### SET TASK
Output each entry that follows exactly. Images stay out.

### Stored items from a collection
— start —

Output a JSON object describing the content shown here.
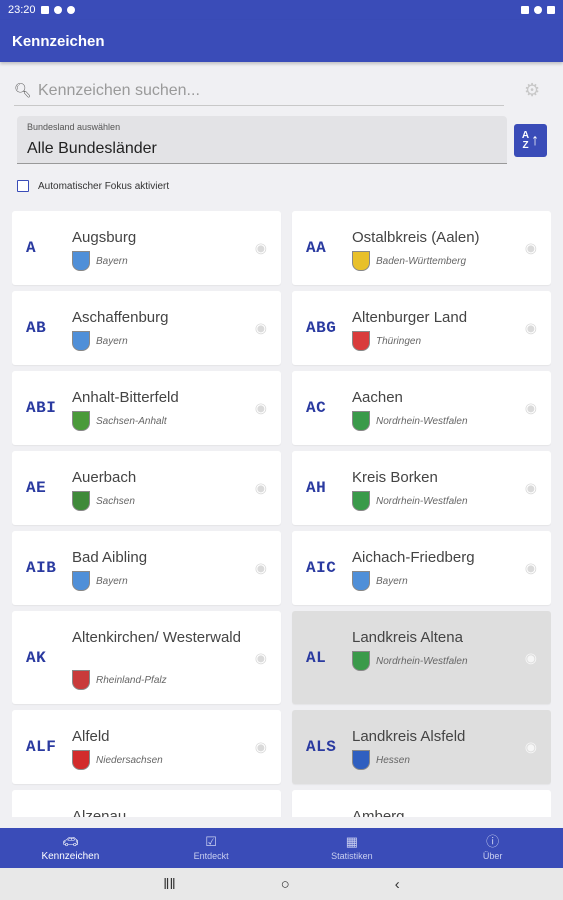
{
  "status": {
    "time": "23:20"
  },
  "appbar": {
    "title": "Kennzeichen"
  },
  "search": {
    "placeholder": "Kennzeichen suchen..."
  },
  "state_select": {
    "label": "Bundesland auswählen",
    "value": "Alle Bundesländer"
  },
  "sort_button": {
    "a": "A",
    "z": "Z"
  },
  "focus": {
    "label": "Automatischer Fokus aktiviert"
  },
  "plates": [
    {
      "code": "A",
      "name": "Augsburg",
      "state": "Bayern",
      "crest": "#4f8fd8"
    },
    {
      "code": "AA",
      "name": "Ostalbkreis (Aalen)",
      "state": "Baden-Württemberg",
      "crest": "#e8c02a"
    },
    {
      "code": "AB",
      "name": "Aschaffenburg",
      "state": "Bayern",
      "crest": "#4f8fd8"
    },
    {
      "code": "ABG",
      "name": "Altenburger Land",
      "state": "Thüringen",
      "crest": "#d93b3b"
    },
    {
      "code": "ABI",
      "name": "Anhalt-Bitterfeld",
      "state": "Sachsen-Anhalt",
      "crest": "#4a9a3a"
    },
    {
      "code": "AC",
      "name": "Aachen",
      "state": "Nordrhein-Westfalen",
      "crest": "#3a9a4a"
    },
    {
      "code": "AE",
      "name": "Auerbach",
      "state": "Sachsen",
      "crest": "#3f8a3a"
    },
    {
      "code": "AH",
      "name": "Kreis Borken",
      "state": "Nordrhein-Westfalen",
      "crest": "#3a9a4a"
    },
    {
      "code": "AIB",
      "name": "Bad Aibling",
      "state": "Bayern",
      "crest": "#4f8fd8"
    },
    {
      "code": "AIC",
      "name": "Aichach-Friedberg",
      "state": "Bayern",
      "crest": "#4f8fd8"
    },
    {
      "code": "AK",
      "name": "Altenkirchen/ Westerwald",
      "state": "Rheinland-Pfalz",
      "crest": "#c93a3a"
    },
    {
      "code": "AL",
      "name": "Landkreis Altena",
      "state": "Nordrhein-Westfalen",
      "crest": "#3a9a4a"
    },
    {
      "code": "ALF",
      "name": "Alfeld",
      "state": "Niedersachsen",
      "crest": "#d22b2b"
    },
    {
      "code": "ALS",
      "name": "Landkreis Alsfeld",
      "state": "Hessen",
      "crest": "#2f5fc0"
    },
    {
      "code": "",
      "name": "Alzenau",
      "state": "",
      "crest": ""
    },
    {
      "code": "",
      "name": "Amberg",
      "state": "",
      "crest": ""
    }
  ],
  "nav": [
    {
      "label": "Kennzeichen",
      "icon": "car-icon"
    },
    {
      "label": "Entdeckt",
      "icon": "checklist-icon"
    },
    {
      "label": "Statistiken",
      "icon": "chart-icon"
    },
    {
      "label": "Über",
      "icon": "info-icon"
    }
  ]
}
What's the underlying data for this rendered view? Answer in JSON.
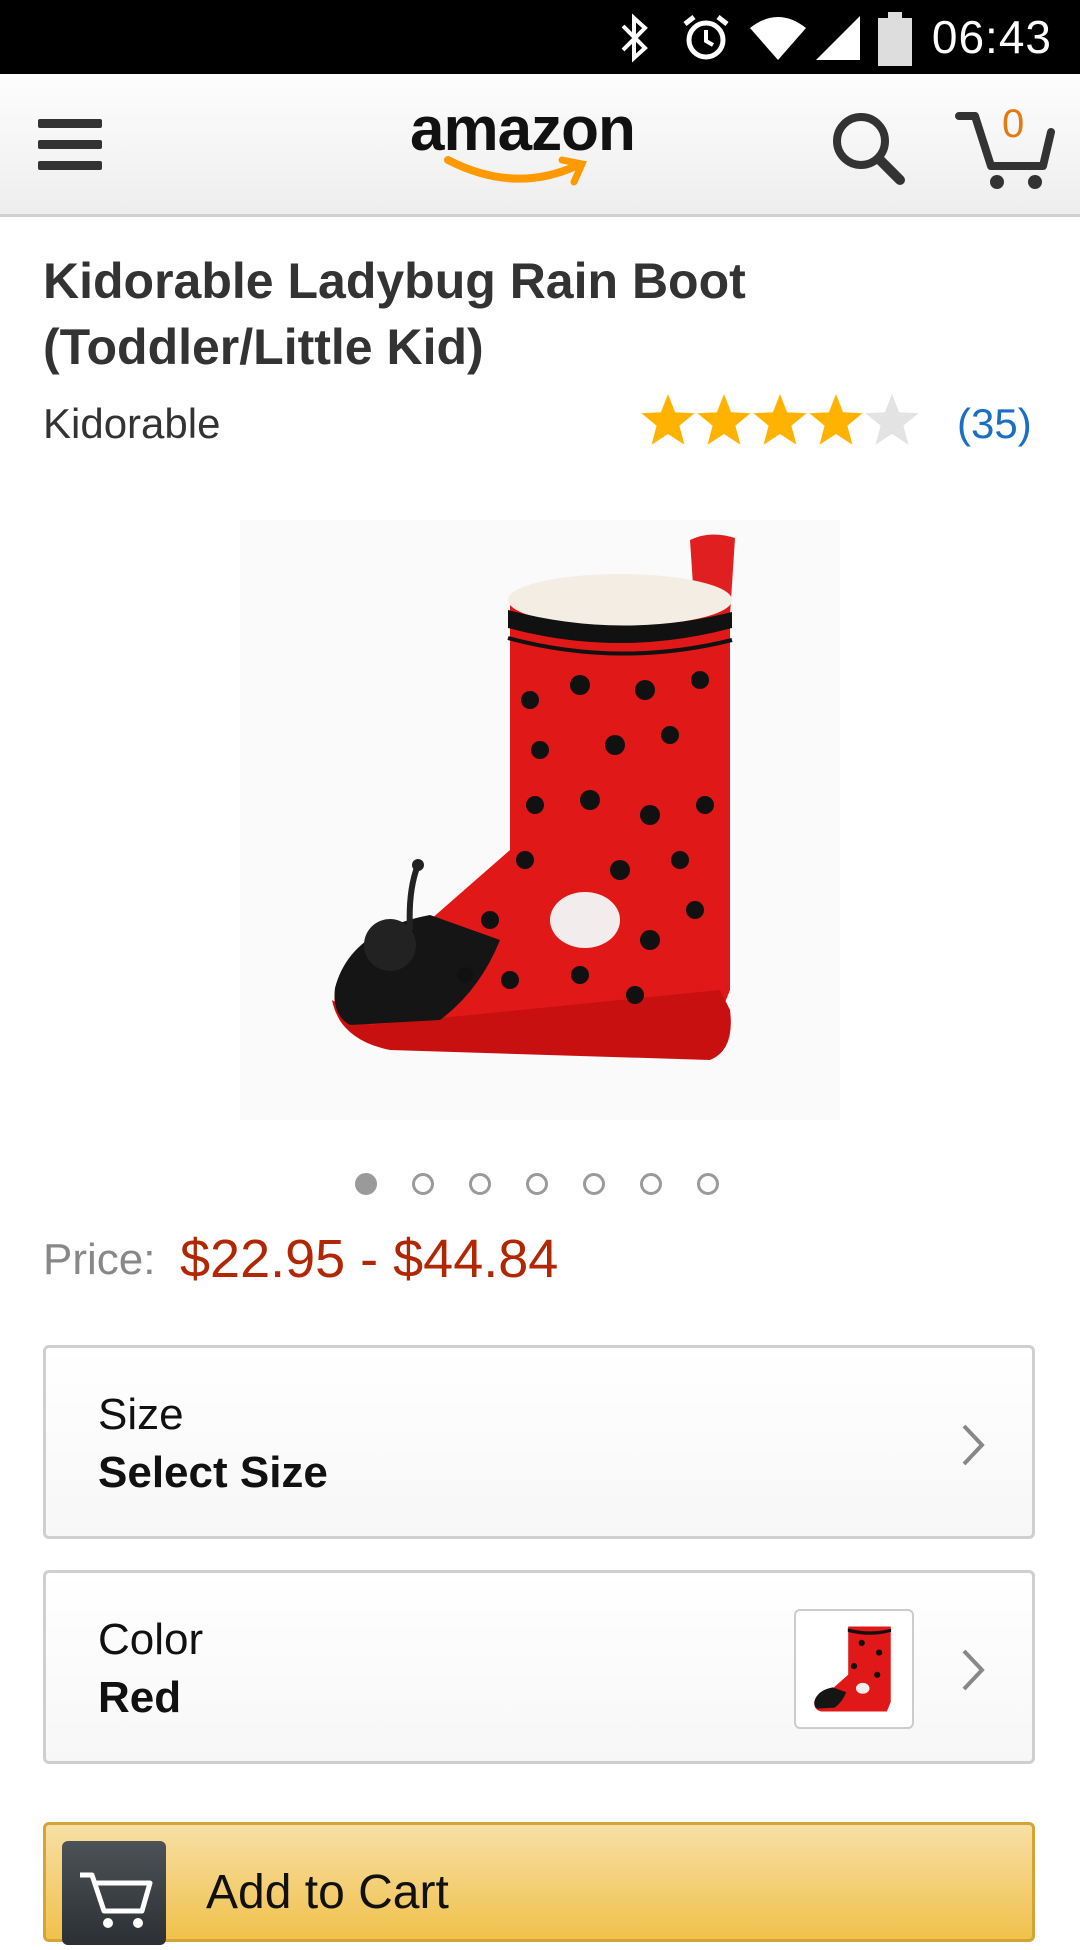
{
  "status_bar": {
    "time": "06:43"
  },
  "header": {
    "logo_text": "amazon",
    "cart_count": "0"
  },
  "product": {
    "title_line1": "Kidorable Ladybug Rain Boot",
    "title_line2": "(Toddler/Little Kid)",
    "brand": "Kidorable",
    "rating": 4,
    "rating_max": 5,
    "reviews": "(35)",
    "image_count": 7,
    "image_active_index": 0,
    "price_label": "Price:",
    "price_range": "$22.95 - $44.84"
  },
  "variations": {
    "size": {
      "label": "Size",
      "value": "Select Size"
    },
    "color": {
      "label": "Color",
      "value": "Red"
    }
  },
  "actions": {
    "add_to_cart": "Add to Cart"
  },
  "colors": {
    "price": "#b12704",
    "link": "#1a6ec3",
    "cart_button": "#f0c14b",
    "star": "#ffb300",
    "amazon_orange": "#f90"
  },
  "icons": {
    "menu": "hamburger-menu-icon",
    "search": "search-icon",
    "cart": "cart-icon",
    "chevron": "chevron-right-icon"
  }
}
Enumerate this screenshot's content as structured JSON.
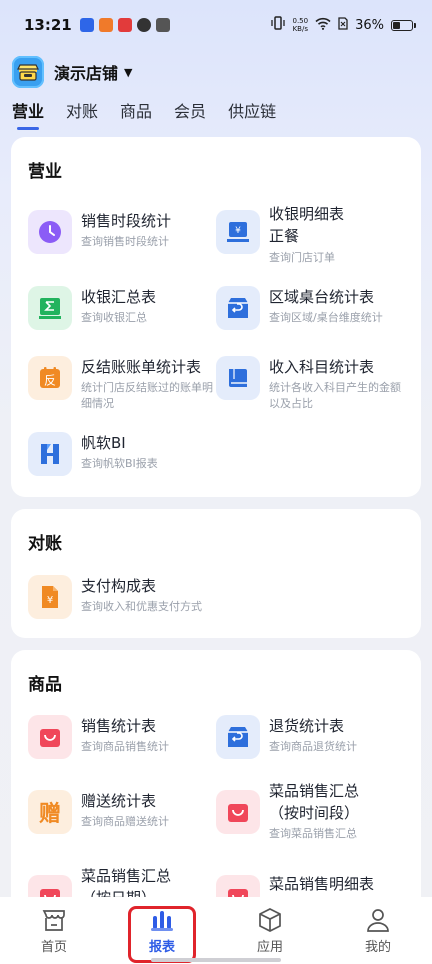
{
  "status": {
    "time": "13:21",
    "speed_value": "0.50",
    "speed_unit": "KB/s",
    "battery": "36%"
  },
  "store": {
    "name": "演示店铺"
  },
  "tabs": [
    "营业",
    "对账",
    "商品",
    "会员",
    "供应链"
  ],
  "sections": {
    "business": {
      "title": "营业",
      "items": [
        {
          "title": "销售时段统计",
          "sub": "查询销售时段统计",
          "icon": "clock-icon"
        },
        {
          "title": "收银明细表\n正餐",
          "sub": "查询门店订单",
          "icon": "register-icon"
        },
        {
          "title": "收银汇总表",
          "sub": "查询收银汇总",
          "icon": "sum-icon"
        },
        {
          "title": "区域桌台统计表",
          "sub": "查询区域/桌台维度统计",
          "icon": "box-return-icon"
        },
        {
          "title": "反结账账单统计表",
          "sub": "统计门店反结账过的账单明细情况",
          "icon": "reverse-icon"
        },
        {
          "title": "收入科目统计表",
          "sub": "统计各收入科目产生的金额以及占比",
          "icon": "book-icon"
        },
        {
          "title": "帆软BI",
          "sub": "查询帆软BI报表",
          "icon": "finereport-icon"
        }
      ]
    },
    "reconcile": {
      "title": "对账",
      "items": [
        {
          "title": "支付构成表",
          "sub": "查询收入和优惠支付方式",
          "icon": "payment-icon"
        }
      ]
    },
    "goods": {
      "title": "商品",
      "items": [
        {
          "title": "销售统计表",
          "sub": "查询商品销售统计",
          "icon": "bag-icon"
        },
        {
          "title": "退货统计表",
          "sub": "查询商品退货统计",
          "icon": "box-return-icon"
        },
        {
          "title": "赠送统计表",
          "sub": "查询商品赠送统计",
          "icon": "gift-char-icon"
        },
        {
          "title": "菜品销售汇总\n（按时间段）",
          "sub": "查询菜品销售汇总",
          "icon": "bag-icon"
        },
        {
          "title": "菜品销售汇总\n（按日期）",
          "sub": "",
          "icon": "bag-icon"
        },
        {
          "title": "菜品销售明细表",
          "sub": "",
          "icon": "bag-icon"
        }
      ]
    }
  },
  "icon_glyphs": {
    "reverse": "反",
    "gift": "赠",
    "yen": "¥"
  },
  "nav": [
    {
      "label": "首页",
      "icon": "home-icon"
    },
    {
      "label": "报表",
      "icon": "report-icon"
    },
    {
      "label": "应用",
      "icon": "cube-icon"
    },
    {
      "label": "我的",
      "icon": "user-icon"
    }
  ],
  "colors": {
    "accent": "#2e5ce6",
    "highlight": "#e0242b",
    "purple": "#8b5cf6",
    "blue": "#2e6fdc",
    "green": "#22b35e",
    "orange": "#f08a24",
    "red": "#f0475a"
  }
}
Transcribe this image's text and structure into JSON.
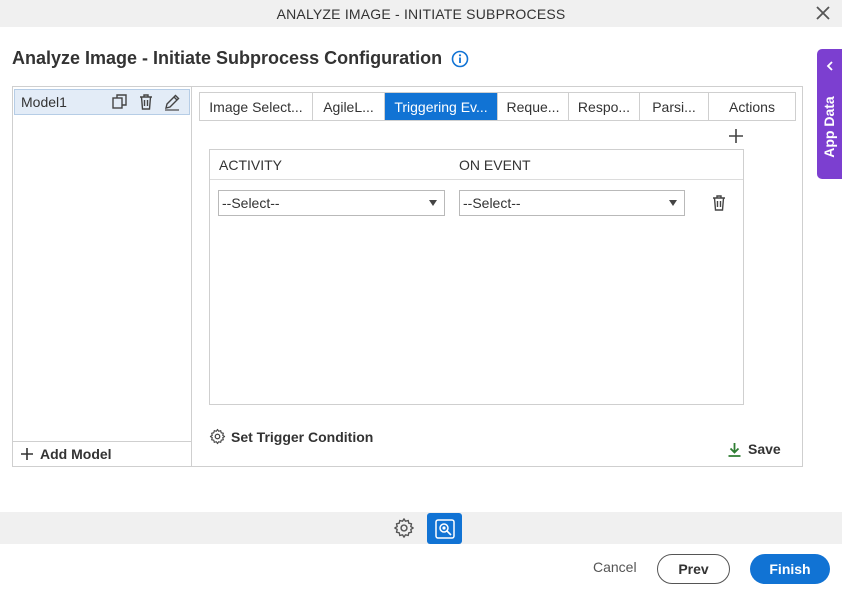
{
  "window": {
    "title": "ANALYZE IMAGE - INITIATE SUBPROCESS"
  },
  "header": {
    "title": "Analyze Image - Initiate Subprocess Configuration"
  },
  "app_data": {
    "label": "App Data"
  },
  "models": {
    "items": [
      {
        "label": "Model1"
      }
    ],
    "add_label": "Add Model"
  },
  "tabs": [
    {
      "label": "Image Select..."
    },
    {
      "label": "AgileL..."
    },
    {
      "label": "Triggering Ev...",
      "active": true
    },
    {
      "label": "Reque..."
    },
    {
      "label": "Respo..."
    },
    {
      "label": "Parsi..."
    },
    {
      "label": "Actions"
    }
  ],
  "grid": {
    "columns": [
      "ACTIVITY",
      "ON EVENT"
    ],
    "rows": [
      {
        "activity": "--Select--",
        "on_event": "--Select--"
      }
    ]
  },
  "set_trigger_label": "Set Trigger Condition",
  "save_label": "Save",
  "footer": {
    "cancel": "Cancel",
    "prev": "Prev",
    "finish": "Finish"
  },
  "colors": {
    "accent": "#1173d4",
    "app_data": "#7c3fd0",
    "save_icon": "#2e7d32"
  }
}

— end —

### SOLUTION BELOW
Output a JSON object describing the content shown here.
{
  "status": {
    "time": "23:20"
  },
  "appbar": {
    "title": "Kennzeichen"
  },
  "search": {
    "placeholder": "Kennzeichen suchen..."
  },
  "state_select": {
    "label": "Bundesland auswählen",
    "value": "Alle Bundesländer"
  },
  "sort_button": {
    "a": "A",
    "z": "Z"
  },
  "focus": {
    "label": "Automatischer Fokus aktiviert"
  },
  "plates": [
    {
      "code": "A",
      "name": "Augsburg",
      "state": "Bayern",
      "crest": "#4f8fd8"
    },
    {
      "code": "AA",
      "name": "Ostalbkreis (Aalen)",
      "state": "Baden-Württemberg",
      "crest": "#e8c02a"
    },
    {
      "code": "AB",
      "name": "Aschaffenburg",
      "state": "Bayern",
      "crest": "#4f8fd8"
    },
    {
      "code": "ABG",
      "name": "Altenburger Land",
      "state": "Thüringen",
      "crest": "#d93b3b"
    },
    {
      "code": "ABI",
      "name": "Anhalt-Bitterfeld",
      "state": "Sachsen-Anhalt",
      "crest": "#4a9a3a"
    },
    {
      "code": "AC",
      "name": "Aachen",
      "state": "Nordrhein-Westfalen",
      "crest": "#3a9a4a"
    },
    {
      "code": "AE",
      "name": "Auerbach",
      "state": "Sachsen",
      "crest": "#3f8a3a"
    },
    {
      "code": "AH",
      "name": "Kreis Borken",
      "state": "Nordrhein-Westfalen",
      "crest": "#3a9a4a"
    },
    {
      "code": "AIB",
      "name": "Bad Aibling",
      "state": "Bayern",
      "crest": "#4f8fd8"
    },
    {
      "code": "AIC",
      "name": "Aichach-Friedberg",
      "state": "Bayern",
      "crest": "#4f8fd8"
    },
    {
      "code": "AK",
      "name": "Altenkirchen/ Westerwald",
      "state": "Rheinland-Pfalz",
      "crest": "#c93a3a"
    },
    {
      "code": "AL",
      "name": "Landkreis Altena",
      "state": "Nordrhein-Westfalen",
      "crest": "#3a9a4a"
    },
    {
      "code": "ALF",
      "name": "Alfeld",
      "state": "Niedersachsen",
      "crest": "#d22b2b"
    },
    {
      "code": "ALS",
      "name": "Landkreis Alsfeld",
      "state": "Hessen",
      "crest": "#2f5fc0"
    },
    {
      "code": "",
      "name": "Alzenau",
      "state": "",
      "crest": ""
    },
    {
      "code": "",
      "name": "Amberg",
      "state": "",
      "crest": ""
    }
  ],
  "nav": [
    {
      "label": "Kennzeichen",
      "icon": "car-icon"
    },
    {
      "label": "Entdeckt",
      "icon": "checklist-icon"
    },
    {
      "label": "Statistiken",
      "icon": "chart-icon"
    },
    {
      "label": "Über",
      "icon": "info-icon"
    }
  ]
}
What's the underlying data for this rendered view? Answer in JSON.
{
  "status_bar": {
    "time": "06:43"
  },
  "header": {
    "logo_text": "amazon",
    "cart_count": "0"
  },
  "product": {
    "title_line1": "Kidorable Ladybug Rain Boot",
    "title_line2": "(Toddler/Little Kid)",
    "brand": "Kidorable",
    "rating": 4,
    "rating_max": 5,
    "reviews": "(35)",
    "image_count": 7,
    "image_active_index": 0,
    "price_label": "Price:",
    "price_range": "$22.95 - $44.84"
  },
  "variations": {
    "size": {
      "label": "Size",
      "value": "Select Size"
    },
    "color": {
      "label": "Color",
      "value": "Red"
    }
  },
  "actions": {
    "add_to_cart": "Add to Cart"
  },
  "colors": {
    "price": "#b12704",
    "link": "#1a6ec3",
    "cart_button": "#f0c14b",
    "star": "#ffb300",
    "amazon_orange": "#f90"
  },
  "icons": {
    "menu": "hamburger-menu-icon",
    "search": "search-icon",
    "cart": "cart-icon",
    "chevron": "chevron-right-icon"
  }
}
Enumerate this screenshot's content as structured JSON.
{
  "status": {
    "time": "13:21",
    "speed_value": "0.50",
    "speed_unit": "KB/s",
    "battery": "36%"
  },
  "store": {
    "name": "演示店铺"
  },
  "tabs": [
    "营业",
    "对账",
    "商品",
    "会员",
    "供应链"
  ],
  "sections": {
    "business": {
      "title": "营业",
      "items": [
        {
          "title": "销售时段统计",
          "sub": "查询销售时段统计",
          "icon": "clock-icon"
        },
        {
          "title": "收银明细表\n正餐",
          "sub": "查询门店订单",
          "icon": "register-icon"
        },
        {
          "title": "收银汇总表",
          "sub": "查询收银汇总",
          "icon": "sum-icon"
        },
        {
          "title": "区域桌台统计表",
          "sub": "查询区域/桌台维度统计",
          "icon": "box-return-icon"
        },
        {
          "title": "反结账账单统计表",
          "sub": "统计门店反结账过的账单明细情况",
          "icon": "reverse-icon"
        },
        {
          "title": "收入科目统计表",
          "sub": "统计各收入科目产生的金额以及占比",
          "icon": "book-icon"
        },
        {
          "title": "帆软BI",
          "sub": "查询帆软BI报表",
          "icon": "finereport-icon"
        }
      ]
    },
    "reconcile": {
      "title": "对账",
      "items": [
        {
          "title": "支付构成表",
          "sub": "查询收入和优惠支付方式",
          "icon": "payment-icon"
        }
      ]
    },
    "goods": {
      "title": "商品",
      "items": [
        {
          "title": "销售统计表",
          "sub": "查询商品销售统计",
          "icon": "bag-icon"
        },
        {
          "title": "退货统计表",
          "sub": "查询商品退货统计",
          "icon": "box-return-icon"
        },
        {
          "title": "赠送统计表",
          "sub": "查询商品赠送统计",
          "icon": "gift-char-icon"
        },
        {
          "title": "菜品销售汇总\n（按时间段）",
          "sub": "查询菜品销售汇总",
          "icon": "bag-icon"
        },
        {
          "title": "菜品销售汇总\n（按日期）",
          "sub": "",
          "icon": "bag-icon"
        },
        {
          "title": "菜品销售明细表",
          "sub": "",
          "icon": "bag-icon"
        }
      ]
    }
  },
  "icon_glyphs": {
    "reverse": "反",
    "gift": "赠",
    "yen": "¥"
  },
  "nav": [
    {
      "label": "首页",
      "icon": "home-icon"
    },
    {
      "label": "报表",
      "icon": "report-icon"
    },
    {
      "label": "应用",
      "icon": "cube-icon"
    },
    {
      "label": "我的",
      "icon": "user-icon"
    }
  ],
  "colors": {
    "accent": "#2e5ce6",
    "highlight": "#e0242b",
    "purple": "#8b5cf6",
    "blue": "#2e6fdc",
    "green": "#22b35e",
    "orange": "#f08a24",
    "red": "#f0475a"
  }
}
Transcribe this image's text and structure into JSON.
{
  "window": {
    "title": "ANALYZE IMAGE - INITIATE SUBPROCESS"
  },
  "header": {
    "title": "Analyze Image - Initiate Subprocess Configuration"
  },
  "app_data": {
    "label": "App Data"
  },
  "models": {
    "items": [
      {
        "label": "Model1"
      }
    ],
    "add_label": "Add Model"
  },
  "tabs": [
    {
      "label": "Image Select..."
    },
    {
      "label": "AgileL..."
    },
    {
      "label": "Triggering Ev...",
      "active": true
    },
    {
      "label": "Reque..."
    },
    {
      "label": "Respo..."
    },
    {
      "label": "Parsi..."
    },
    {
      "label": "Actions"
    }
  ],
  "grid": {
    "columns": [
      "ACTIVITY",
      "ON EVENT"
    ],
    "rows": [
      {
        "activity": "--Select--",
        "on_event": "--Select--"
      }
    ]
  },
  "set_trigger_label": "Set Trigger Condition",
  "save_label": "Save",
  "footer": {
    "cancel": "Cancel",
    "prev": "Prev",
    "finish": "Finish"
  },
  "colors": {
    "accent": "#1173d4",
    "app_data": "#7c3fd0",
    "save_icon": "#2e7d32"
  }
}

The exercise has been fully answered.